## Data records
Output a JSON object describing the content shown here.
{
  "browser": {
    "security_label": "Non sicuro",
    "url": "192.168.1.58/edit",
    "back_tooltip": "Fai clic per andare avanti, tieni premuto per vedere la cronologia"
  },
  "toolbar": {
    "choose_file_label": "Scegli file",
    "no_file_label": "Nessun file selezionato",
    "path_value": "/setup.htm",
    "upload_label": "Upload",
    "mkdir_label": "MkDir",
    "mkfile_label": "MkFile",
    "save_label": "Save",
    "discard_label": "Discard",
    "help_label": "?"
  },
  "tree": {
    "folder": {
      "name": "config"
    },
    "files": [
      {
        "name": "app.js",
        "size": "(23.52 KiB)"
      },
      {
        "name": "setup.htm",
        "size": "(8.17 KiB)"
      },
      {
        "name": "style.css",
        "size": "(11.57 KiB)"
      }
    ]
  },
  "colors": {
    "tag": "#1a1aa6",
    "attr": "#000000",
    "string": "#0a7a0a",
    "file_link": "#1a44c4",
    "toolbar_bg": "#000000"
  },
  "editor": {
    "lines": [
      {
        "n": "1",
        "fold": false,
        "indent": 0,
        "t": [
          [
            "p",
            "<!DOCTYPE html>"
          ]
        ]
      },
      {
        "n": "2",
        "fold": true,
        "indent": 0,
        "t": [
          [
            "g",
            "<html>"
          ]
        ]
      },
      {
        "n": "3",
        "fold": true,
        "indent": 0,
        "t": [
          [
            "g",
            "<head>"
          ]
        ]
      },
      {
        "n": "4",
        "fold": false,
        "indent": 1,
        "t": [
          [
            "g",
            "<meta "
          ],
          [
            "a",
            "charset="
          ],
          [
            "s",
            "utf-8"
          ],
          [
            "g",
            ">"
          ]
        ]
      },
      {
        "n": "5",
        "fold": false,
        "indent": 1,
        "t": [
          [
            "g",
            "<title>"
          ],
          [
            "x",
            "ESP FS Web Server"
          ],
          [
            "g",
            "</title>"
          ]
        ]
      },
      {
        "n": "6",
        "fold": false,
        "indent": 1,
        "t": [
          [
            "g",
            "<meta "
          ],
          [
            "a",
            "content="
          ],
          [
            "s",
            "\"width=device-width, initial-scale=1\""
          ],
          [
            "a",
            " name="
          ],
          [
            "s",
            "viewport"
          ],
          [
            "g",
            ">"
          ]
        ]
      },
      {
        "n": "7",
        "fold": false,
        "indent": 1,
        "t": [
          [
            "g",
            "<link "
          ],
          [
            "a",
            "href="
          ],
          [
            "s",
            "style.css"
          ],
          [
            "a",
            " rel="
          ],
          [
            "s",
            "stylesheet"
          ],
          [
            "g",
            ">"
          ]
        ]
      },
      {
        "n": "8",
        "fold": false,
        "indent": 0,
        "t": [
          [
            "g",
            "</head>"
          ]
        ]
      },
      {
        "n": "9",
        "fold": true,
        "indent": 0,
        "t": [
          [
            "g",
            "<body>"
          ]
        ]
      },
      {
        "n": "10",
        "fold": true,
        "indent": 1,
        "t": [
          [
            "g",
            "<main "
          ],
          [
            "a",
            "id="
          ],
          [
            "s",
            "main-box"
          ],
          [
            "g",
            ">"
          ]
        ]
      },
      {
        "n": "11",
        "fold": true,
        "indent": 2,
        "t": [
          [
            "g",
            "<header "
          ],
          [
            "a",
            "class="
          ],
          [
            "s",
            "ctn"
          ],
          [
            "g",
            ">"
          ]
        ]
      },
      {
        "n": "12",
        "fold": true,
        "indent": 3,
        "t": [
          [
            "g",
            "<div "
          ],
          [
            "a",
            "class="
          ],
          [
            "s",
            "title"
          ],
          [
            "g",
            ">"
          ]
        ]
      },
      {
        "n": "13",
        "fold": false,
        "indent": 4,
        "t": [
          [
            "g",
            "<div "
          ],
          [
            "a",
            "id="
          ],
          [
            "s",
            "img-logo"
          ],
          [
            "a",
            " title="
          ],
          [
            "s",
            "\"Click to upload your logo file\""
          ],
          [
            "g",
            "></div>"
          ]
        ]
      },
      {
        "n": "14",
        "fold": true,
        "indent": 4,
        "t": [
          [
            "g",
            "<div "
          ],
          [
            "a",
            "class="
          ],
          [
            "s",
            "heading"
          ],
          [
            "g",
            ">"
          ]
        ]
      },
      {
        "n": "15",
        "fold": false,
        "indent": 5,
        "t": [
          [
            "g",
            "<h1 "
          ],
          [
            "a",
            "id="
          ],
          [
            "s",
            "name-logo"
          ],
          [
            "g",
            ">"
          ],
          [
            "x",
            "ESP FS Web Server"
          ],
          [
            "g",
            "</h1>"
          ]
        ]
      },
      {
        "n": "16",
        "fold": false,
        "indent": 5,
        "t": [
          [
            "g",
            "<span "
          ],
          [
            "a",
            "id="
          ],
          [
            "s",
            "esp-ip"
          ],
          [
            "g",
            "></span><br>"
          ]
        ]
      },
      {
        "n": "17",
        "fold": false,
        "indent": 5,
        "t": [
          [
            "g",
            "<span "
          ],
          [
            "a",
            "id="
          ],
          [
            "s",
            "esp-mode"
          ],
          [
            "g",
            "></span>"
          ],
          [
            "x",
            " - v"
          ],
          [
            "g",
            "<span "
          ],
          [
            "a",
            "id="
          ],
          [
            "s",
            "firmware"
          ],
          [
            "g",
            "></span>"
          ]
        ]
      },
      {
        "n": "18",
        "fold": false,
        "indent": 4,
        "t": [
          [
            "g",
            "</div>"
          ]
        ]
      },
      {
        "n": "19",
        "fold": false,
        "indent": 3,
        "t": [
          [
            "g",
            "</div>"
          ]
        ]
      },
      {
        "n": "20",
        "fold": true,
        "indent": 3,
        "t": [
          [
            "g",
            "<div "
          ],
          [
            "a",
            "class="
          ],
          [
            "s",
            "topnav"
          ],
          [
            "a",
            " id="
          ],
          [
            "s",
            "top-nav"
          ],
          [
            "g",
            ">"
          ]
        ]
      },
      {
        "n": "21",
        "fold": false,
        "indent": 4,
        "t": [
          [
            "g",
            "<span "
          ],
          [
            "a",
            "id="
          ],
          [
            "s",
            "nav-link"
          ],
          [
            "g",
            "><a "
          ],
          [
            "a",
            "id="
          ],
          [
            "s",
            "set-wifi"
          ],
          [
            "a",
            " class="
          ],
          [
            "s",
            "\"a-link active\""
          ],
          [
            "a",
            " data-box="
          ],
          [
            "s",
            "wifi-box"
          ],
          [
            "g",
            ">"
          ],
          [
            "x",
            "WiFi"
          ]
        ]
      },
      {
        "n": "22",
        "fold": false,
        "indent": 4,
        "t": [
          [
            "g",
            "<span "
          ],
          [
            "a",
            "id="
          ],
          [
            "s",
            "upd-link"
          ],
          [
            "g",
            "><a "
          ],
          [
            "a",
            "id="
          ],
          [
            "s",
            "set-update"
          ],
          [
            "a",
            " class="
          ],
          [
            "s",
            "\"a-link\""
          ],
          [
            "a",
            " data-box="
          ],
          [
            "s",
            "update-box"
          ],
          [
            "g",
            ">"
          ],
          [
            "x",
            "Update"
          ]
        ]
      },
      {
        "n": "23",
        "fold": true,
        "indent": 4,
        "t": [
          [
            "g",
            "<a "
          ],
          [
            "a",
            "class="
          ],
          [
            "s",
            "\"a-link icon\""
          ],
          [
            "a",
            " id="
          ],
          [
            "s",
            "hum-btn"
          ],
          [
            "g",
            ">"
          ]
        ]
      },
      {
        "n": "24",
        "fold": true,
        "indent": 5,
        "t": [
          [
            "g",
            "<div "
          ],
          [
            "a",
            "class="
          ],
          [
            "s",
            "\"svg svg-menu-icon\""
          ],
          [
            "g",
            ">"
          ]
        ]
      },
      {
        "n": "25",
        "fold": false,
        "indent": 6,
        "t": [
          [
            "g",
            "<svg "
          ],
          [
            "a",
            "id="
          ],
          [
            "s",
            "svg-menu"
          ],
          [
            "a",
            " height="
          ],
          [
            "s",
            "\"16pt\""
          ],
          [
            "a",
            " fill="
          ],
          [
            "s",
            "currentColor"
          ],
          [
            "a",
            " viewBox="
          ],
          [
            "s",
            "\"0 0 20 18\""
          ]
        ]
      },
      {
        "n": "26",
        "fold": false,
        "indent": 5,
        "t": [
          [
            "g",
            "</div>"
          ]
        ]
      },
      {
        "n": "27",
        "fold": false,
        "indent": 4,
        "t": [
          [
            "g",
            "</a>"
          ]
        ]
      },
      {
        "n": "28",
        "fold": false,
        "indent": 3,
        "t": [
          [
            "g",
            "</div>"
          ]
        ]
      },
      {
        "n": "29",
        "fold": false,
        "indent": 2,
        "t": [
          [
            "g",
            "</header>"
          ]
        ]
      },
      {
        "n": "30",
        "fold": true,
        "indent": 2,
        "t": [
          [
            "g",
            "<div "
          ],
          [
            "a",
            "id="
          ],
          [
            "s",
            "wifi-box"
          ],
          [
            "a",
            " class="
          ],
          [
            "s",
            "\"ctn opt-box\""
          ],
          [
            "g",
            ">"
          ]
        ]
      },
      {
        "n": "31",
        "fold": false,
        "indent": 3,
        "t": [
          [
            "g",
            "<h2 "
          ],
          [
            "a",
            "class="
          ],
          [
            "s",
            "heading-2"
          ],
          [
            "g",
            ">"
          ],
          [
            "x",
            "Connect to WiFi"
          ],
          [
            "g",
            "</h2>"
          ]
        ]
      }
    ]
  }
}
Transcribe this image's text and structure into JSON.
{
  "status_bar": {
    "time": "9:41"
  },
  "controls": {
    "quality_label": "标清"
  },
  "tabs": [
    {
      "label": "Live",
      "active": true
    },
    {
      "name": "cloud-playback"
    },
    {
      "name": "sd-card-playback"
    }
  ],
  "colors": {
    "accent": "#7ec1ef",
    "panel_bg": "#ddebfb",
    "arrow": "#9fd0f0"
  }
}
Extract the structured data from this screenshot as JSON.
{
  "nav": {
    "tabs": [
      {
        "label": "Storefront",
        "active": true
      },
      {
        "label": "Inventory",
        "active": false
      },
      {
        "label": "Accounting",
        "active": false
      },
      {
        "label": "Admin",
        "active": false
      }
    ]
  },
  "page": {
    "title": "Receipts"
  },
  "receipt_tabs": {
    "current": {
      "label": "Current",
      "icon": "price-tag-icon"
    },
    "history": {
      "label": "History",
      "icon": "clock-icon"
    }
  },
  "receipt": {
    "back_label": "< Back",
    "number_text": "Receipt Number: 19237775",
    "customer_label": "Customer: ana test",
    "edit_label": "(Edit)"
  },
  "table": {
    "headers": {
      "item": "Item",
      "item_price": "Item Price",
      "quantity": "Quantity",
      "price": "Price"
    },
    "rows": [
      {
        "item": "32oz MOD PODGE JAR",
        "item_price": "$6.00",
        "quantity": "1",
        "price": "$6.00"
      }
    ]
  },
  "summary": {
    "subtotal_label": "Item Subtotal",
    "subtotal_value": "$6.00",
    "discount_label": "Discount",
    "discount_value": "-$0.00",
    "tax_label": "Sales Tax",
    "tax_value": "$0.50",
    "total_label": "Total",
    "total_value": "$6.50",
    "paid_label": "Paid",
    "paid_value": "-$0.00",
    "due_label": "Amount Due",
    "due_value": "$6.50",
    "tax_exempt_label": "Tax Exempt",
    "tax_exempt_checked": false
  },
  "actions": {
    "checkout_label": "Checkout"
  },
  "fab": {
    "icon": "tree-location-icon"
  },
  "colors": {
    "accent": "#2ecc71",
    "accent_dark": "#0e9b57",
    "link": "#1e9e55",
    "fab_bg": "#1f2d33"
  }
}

## PROBLEM DETAILS
Filter the records, keeping only lines that contain "this", and show those lines.

## ANSWER BELOW
Transcribe this image's text and structure into JSON.
Extract the structured data from this screenshot as JSON.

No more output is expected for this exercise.